EXCERPT PROVIDED:
Growing up green
Greenhouse education program at Carson High

The Greenhouse Project site manager and garden educator Camille Jones stands in their about 3,000-square-foot greenhouse at Carson High School.
Photo/Sage Leehey
Behind Carson High School’s Junior ROTC building and bus lot, it’s a little surprising to find a large greenhouse, hoophouse and over 80 raised planter beds.
The site also has a few composting stations, about 15 young fruit trees, some hydroponics and a developing demonstration permaculture food forest.
“A food forest is perennial, so it comes back year after year,” site manager and garden educator Camille Jones said. “You’ll basically have a grass of strawberries and asparagus and bushes of berries and currants and flowering plants with an upper story of trees and nuts and plants that bring nutrients back into the soil. Basically, you’re making a forest that doesn’t really need to be fertilized or cared for quite as much.”
The site is run mostly off of solar panels located on the premises, and the greenhouse is heated and cooled by a ground source heat pump.
Although everything is grown with organic fertilizers, pesticides and amendments, the Green House Project is not certified organic because they don’t have the time, money or manpower to complete the process, according to Jones.

EXERCISE 1: Please extract the passage of the greenhouse article that opens with the words containing "The Greenhouse Project" and closes with "raised planter beds.".

INFORMATION GIVEN:
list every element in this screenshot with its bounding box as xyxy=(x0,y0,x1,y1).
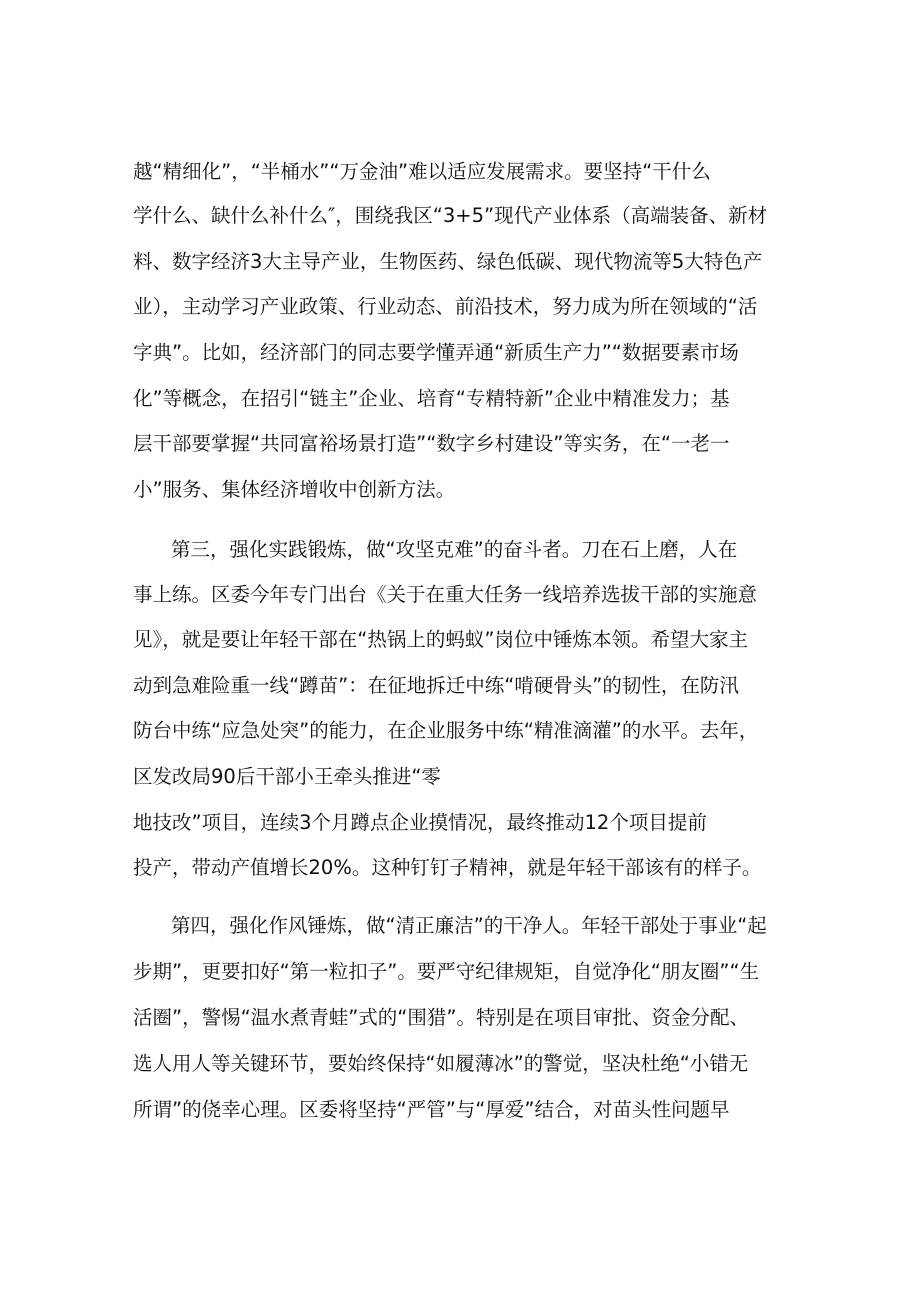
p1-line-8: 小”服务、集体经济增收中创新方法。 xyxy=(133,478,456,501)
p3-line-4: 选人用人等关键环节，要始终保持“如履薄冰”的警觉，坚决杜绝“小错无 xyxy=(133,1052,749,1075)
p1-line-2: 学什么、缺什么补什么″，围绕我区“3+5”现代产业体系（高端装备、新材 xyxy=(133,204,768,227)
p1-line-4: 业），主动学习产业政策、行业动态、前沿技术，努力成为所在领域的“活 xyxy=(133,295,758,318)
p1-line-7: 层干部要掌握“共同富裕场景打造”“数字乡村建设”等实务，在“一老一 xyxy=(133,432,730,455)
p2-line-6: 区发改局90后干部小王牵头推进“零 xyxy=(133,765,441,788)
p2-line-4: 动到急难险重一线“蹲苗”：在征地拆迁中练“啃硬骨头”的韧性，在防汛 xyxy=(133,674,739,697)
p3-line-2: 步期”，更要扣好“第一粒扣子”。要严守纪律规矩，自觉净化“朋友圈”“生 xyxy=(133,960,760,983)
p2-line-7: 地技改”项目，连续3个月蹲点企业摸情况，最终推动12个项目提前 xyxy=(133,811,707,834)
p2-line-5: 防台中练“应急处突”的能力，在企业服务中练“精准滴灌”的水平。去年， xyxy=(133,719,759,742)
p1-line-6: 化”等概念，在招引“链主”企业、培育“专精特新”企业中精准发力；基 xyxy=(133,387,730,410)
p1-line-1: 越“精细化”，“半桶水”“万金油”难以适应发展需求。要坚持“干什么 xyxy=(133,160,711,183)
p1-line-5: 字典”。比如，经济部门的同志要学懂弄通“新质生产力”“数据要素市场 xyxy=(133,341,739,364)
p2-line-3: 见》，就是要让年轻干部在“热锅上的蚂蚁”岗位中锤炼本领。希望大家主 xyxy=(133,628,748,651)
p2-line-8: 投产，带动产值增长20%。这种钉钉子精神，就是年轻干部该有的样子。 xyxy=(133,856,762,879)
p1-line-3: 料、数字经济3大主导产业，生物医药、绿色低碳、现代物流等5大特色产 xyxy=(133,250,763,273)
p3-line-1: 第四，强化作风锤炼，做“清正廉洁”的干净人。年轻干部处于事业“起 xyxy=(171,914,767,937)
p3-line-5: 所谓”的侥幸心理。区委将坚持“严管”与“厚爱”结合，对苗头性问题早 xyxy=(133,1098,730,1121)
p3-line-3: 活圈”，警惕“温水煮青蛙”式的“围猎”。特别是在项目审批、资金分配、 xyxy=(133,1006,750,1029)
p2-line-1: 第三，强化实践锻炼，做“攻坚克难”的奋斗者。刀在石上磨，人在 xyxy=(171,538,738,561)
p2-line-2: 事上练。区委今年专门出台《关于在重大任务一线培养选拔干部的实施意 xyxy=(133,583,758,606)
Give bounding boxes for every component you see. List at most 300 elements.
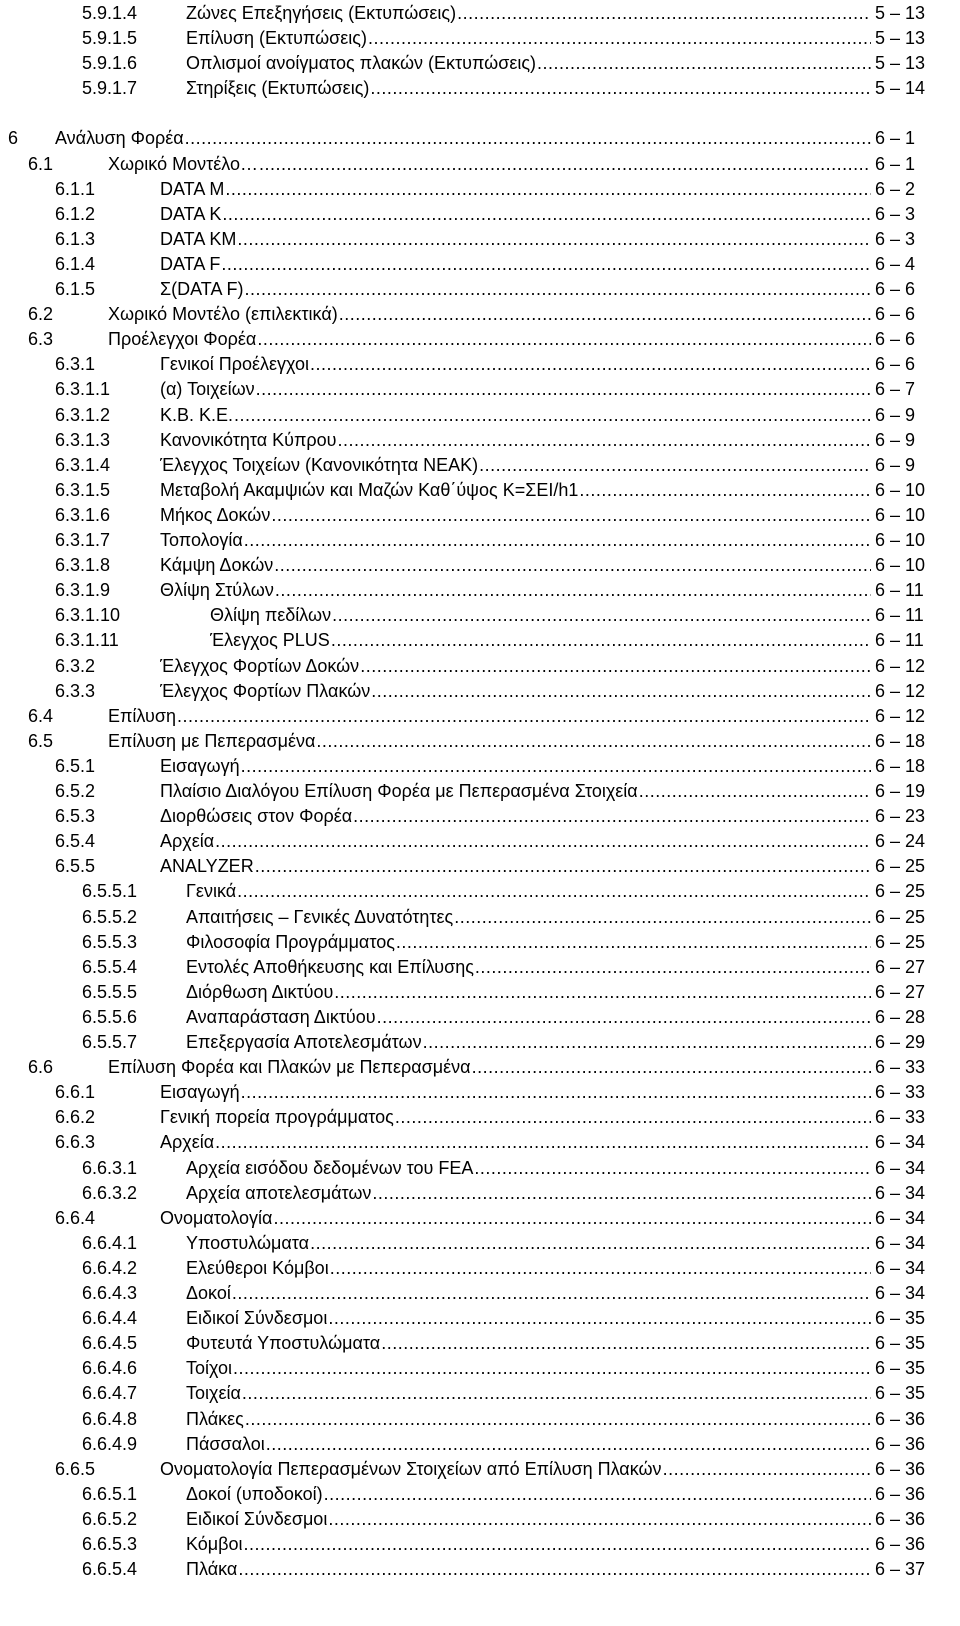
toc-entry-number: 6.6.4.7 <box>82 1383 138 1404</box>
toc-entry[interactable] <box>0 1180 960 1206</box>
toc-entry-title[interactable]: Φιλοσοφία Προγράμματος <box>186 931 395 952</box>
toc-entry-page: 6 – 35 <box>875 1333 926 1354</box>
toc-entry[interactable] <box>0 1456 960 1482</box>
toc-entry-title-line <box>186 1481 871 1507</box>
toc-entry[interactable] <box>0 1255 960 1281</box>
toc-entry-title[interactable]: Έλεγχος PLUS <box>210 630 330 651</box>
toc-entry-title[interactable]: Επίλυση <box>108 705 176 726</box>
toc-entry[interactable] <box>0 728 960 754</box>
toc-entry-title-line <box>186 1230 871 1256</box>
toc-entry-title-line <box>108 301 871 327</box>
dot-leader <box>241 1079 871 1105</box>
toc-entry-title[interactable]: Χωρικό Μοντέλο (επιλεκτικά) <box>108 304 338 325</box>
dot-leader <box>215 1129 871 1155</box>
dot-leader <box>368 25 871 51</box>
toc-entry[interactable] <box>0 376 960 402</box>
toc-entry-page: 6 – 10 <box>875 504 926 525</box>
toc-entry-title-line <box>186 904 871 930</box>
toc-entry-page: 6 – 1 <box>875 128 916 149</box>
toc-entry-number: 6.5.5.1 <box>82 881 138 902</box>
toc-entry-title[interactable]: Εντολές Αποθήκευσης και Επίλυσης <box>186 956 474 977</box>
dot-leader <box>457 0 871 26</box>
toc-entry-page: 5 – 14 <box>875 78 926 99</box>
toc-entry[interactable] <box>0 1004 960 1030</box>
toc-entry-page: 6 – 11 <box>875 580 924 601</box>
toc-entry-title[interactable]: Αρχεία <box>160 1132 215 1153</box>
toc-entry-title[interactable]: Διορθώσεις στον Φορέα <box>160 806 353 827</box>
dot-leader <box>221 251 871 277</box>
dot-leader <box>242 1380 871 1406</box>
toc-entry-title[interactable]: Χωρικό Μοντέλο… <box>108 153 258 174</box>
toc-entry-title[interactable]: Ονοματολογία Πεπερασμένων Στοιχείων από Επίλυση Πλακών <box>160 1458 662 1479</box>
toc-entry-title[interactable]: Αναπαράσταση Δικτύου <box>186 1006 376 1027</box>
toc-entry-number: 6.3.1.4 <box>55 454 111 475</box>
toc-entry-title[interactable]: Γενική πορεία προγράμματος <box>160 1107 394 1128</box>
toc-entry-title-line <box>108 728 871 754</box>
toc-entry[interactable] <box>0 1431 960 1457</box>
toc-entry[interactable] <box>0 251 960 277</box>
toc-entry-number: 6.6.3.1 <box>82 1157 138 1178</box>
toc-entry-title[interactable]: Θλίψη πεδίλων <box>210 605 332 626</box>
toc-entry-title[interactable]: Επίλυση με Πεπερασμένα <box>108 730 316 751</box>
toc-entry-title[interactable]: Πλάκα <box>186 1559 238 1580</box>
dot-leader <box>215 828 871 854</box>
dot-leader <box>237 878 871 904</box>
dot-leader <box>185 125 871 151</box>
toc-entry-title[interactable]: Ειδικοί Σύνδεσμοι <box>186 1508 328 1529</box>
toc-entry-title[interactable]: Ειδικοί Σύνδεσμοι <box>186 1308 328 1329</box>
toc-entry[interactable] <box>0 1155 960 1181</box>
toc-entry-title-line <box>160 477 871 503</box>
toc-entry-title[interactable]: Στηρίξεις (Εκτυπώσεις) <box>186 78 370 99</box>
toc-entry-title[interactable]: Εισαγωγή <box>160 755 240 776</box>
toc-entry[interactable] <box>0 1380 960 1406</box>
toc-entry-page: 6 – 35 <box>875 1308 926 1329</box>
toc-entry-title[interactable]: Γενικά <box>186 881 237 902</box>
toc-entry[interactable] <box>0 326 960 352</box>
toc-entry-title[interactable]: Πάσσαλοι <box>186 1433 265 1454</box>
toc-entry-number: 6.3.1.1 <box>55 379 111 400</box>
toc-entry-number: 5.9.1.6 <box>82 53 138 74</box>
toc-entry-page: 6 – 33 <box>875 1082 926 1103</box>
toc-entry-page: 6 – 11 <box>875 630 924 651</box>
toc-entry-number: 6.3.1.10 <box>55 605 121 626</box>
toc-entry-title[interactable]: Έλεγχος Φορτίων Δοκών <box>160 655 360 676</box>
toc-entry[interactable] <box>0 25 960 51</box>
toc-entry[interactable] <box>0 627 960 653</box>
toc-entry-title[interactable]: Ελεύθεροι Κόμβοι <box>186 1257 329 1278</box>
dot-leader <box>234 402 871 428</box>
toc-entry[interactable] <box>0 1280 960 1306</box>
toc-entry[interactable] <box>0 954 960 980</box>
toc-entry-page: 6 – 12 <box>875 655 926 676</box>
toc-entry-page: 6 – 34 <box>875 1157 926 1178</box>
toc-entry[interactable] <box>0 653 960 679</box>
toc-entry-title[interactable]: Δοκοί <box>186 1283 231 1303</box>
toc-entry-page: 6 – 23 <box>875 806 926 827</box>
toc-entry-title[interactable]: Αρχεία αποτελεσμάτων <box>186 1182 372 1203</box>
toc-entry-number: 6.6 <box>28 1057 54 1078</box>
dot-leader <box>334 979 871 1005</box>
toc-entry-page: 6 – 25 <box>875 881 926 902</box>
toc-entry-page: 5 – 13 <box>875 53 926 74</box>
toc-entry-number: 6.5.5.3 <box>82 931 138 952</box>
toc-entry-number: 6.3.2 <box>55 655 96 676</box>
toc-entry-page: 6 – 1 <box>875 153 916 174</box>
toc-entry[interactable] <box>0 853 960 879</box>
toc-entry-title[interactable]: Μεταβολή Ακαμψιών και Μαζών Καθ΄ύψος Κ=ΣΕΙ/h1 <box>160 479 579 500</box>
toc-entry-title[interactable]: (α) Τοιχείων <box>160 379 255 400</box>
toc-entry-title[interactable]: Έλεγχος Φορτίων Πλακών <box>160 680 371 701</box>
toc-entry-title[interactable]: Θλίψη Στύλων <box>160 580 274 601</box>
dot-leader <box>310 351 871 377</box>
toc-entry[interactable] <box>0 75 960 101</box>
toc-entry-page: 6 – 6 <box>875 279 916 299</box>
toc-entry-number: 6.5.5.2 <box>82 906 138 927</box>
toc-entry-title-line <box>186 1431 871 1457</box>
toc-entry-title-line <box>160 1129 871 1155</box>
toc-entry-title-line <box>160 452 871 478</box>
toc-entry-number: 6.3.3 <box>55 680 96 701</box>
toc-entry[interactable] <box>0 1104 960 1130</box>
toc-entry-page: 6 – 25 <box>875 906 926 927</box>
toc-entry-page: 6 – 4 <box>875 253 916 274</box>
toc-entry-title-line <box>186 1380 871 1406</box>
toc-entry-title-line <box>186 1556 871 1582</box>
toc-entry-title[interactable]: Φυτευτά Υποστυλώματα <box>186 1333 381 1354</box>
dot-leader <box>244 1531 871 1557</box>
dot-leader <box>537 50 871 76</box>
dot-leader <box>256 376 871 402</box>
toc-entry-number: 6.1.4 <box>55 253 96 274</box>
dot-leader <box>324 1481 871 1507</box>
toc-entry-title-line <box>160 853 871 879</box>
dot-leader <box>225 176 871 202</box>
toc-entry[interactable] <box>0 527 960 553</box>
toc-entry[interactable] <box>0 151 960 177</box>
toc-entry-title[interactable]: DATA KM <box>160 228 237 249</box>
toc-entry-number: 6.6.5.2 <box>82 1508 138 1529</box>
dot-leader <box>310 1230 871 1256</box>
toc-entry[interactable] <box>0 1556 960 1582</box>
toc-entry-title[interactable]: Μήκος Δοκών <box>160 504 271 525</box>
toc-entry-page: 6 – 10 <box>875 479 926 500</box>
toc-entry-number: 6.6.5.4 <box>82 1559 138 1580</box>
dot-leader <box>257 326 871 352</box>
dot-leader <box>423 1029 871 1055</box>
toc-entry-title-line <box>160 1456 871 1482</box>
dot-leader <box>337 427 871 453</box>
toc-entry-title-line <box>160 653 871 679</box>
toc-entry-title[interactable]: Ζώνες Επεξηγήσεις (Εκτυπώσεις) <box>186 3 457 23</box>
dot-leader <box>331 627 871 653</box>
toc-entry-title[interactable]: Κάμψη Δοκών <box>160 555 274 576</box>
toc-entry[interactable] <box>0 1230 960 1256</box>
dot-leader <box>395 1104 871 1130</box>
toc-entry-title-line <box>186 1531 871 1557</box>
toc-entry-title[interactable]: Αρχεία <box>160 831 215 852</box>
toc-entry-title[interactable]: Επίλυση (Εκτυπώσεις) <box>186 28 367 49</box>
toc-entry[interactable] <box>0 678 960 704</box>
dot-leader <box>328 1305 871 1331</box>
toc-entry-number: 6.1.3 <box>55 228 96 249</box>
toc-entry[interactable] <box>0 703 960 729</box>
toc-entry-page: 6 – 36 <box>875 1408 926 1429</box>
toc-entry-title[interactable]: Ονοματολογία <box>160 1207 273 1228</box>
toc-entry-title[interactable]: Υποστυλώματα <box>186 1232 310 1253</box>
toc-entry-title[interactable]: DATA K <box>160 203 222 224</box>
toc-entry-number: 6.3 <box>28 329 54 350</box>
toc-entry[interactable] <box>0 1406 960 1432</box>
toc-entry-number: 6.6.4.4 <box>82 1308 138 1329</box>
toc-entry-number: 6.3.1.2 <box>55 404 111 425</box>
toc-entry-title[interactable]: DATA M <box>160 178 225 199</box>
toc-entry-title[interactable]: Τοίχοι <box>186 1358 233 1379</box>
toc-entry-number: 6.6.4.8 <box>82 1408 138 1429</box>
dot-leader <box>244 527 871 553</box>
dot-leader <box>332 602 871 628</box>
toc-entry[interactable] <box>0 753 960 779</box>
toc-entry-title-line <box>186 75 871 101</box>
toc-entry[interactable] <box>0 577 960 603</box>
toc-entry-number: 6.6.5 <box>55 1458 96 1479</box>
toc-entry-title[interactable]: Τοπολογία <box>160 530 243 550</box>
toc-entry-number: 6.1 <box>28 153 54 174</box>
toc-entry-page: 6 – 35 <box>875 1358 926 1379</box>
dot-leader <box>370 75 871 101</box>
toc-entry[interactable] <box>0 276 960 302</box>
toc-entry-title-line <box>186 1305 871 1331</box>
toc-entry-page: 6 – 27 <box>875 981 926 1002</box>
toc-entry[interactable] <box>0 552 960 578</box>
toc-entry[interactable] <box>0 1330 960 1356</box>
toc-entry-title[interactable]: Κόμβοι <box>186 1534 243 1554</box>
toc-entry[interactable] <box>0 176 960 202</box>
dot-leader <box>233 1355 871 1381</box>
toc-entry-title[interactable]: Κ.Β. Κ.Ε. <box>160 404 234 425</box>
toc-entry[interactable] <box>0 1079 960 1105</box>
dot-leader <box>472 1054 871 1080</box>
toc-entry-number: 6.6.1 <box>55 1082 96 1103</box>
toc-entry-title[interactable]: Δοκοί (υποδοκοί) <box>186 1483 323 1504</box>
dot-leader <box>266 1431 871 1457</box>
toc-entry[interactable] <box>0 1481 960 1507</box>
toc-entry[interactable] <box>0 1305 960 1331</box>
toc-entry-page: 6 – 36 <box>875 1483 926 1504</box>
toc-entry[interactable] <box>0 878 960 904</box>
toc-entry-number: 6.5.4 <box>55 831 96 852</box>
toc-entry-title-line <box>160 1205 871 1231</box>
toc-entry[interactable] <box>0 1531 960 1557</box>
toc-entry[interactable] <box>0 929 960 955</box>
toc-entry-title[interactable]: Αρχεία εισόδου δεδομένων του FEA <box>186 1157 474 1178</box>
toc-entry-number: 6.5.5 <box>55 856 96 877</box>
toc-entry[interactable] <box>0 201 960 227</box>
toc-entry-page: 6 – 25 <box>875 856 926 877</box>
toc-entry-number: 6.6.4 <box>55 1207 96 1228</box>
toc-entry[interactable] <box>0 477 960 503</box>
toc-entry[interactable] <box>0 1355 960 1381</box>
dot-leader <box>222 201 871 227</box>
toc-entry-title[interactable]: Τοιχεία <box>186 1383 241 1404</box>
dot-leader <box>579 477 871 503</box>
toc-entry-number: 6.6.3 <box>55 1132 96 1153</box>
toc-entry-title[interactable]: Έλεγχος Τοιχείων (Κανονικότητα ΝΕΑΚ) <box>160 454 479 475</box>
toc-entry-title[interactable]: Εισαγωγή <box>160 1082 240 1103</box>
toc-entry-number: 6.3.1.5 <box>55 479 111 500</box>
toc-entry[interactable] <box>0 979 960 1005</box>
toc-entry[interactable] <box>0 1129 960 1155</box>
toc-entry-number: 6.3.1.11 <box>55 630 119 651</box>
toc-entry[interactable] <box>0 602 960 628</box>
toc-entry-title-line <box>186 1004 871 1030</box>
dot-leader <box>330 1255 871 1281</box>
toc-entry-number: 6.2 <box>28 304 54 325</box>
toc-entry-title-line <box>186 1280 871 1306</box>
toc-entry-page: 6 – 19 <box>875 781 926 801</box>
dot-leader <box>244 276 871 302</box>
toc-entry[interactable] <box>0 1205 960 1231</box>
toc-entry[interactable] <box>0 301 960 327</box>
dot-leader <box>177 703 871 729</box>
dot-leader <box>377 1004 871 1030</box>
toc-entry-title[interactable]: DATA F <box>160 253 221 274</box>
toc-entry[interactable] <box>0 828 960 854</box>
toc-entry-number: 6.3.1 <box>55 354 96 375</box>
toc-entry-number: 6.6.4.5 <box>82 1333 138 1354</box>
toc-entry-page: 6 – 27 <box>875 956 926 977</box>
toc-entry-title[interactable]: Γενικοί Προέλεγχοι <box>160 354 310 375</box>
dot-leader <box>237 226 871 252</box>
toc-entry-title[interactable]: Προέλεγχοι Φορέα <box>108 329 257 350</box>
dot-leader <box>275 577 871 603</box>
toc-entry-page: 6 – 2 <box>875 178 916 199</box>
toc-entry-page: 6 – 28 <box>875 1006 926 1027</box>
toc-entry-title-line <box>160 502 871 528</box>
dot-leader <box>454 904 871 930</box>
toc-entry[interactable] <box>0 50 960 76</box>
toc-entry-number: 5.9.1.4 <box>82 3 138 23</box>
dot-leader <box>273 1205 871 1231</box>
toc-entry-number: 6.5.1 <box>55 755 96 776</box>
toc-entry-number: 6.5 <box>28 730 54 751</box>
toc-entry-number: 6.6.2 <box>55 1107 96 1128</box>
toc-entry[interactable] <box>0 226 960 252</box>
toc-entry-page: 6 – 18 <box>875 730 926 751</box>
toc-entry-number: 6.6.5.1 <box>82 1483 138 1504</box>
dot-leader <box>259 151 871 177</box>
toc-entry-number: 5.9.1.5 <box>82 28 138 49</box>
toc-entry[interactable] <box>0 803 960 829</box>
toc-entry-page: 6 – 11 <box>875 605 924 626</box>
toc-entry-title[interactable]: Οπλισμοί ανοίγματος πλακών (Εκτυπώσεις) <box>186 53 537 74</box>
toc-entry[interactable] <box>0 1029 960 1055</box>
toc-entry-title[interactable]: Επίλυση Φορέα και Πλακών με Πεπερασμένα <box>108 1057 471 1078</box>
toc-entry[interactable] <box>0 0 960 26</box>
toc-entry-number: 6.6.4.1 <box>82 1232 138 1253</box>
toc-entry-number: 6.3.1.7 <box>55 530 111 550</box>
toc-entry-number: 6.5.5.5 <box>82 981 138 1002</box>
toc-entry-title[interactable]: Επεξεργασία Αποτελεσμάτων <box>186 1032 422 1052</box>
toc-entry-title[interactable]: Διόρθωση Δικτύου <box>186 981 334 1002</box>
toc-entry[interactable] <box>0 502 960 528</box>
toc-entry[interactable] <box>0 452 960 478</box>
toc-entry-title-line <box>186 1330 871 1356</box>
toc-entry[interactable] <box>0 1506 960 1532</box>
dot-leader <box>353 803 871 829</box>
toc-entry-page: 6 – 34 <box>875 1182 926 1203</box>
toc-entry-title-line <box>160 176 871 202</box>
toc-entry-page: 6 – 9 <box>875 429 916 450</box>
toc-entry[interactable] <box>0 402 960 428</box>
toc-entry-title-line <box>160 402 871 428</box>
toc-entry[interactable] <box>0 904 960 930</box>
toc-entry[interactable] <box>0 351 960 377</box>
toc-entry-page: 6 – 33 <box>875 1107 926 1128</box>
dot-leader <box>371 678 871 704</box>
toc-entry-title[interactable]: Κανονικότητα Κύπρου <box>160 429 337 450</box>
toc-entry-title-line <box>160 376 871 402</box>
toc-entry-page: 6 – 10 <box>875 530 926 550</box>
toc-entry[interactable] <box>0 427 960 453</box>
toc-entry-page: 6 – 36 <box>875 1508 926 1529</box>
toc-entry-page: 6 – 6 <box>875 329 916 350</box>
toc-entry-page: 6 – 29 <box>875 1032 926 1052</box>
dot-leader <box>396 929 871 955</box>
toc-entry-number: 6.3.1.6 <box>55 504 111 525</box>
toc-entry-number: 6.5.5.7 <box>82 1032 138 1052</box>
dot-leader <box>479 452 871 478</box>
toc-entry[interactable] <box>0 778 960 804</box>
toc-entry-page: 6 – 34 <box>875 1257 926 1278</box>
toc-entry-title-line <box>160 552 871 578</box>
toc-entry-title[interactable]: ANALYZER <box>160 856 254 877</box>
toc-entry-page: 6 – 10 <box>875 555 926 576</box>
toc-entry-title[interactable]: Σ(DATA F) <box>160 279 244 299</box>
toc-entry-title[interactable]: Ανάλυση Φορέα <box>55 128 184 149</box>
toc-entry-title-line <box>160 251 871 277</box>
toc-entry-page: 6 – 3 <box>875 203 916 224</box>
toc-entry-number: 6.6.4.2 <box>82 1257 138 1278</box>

EXERCISE 2: From the records, copy exactly the lines from the one containing "toc-entry-number: 6.6.4.7 <box>82" through the one containing "toc-entry-page: 6 – 35 <box>875 1333", including both.

SOLUTION 1:
The Greenhouse Project site manager and garden educator Camille Jones stands in their about 3,000-square-foot greenhouse at Carson High School.
Photo/Sage Leehey
Behind Carson High School’s Junior ROTC building and bus lot, it’s a little surprising to find a large greenhouse, hoophouse and over 80 raised planter beds.

SOLUTION 2:
toc-entry-number: 6.6.4.7 <box>82 1383 138 1404</box>
toc-entry[interactable] <box>0 1180 960 1206</box>
toc-entry-title[interactable]: Φιλοσοφία Προγράμματος <box>186 931 395 952</box>
toc-entry-page: 6 – 35 <box>875 1333 926 1354</box>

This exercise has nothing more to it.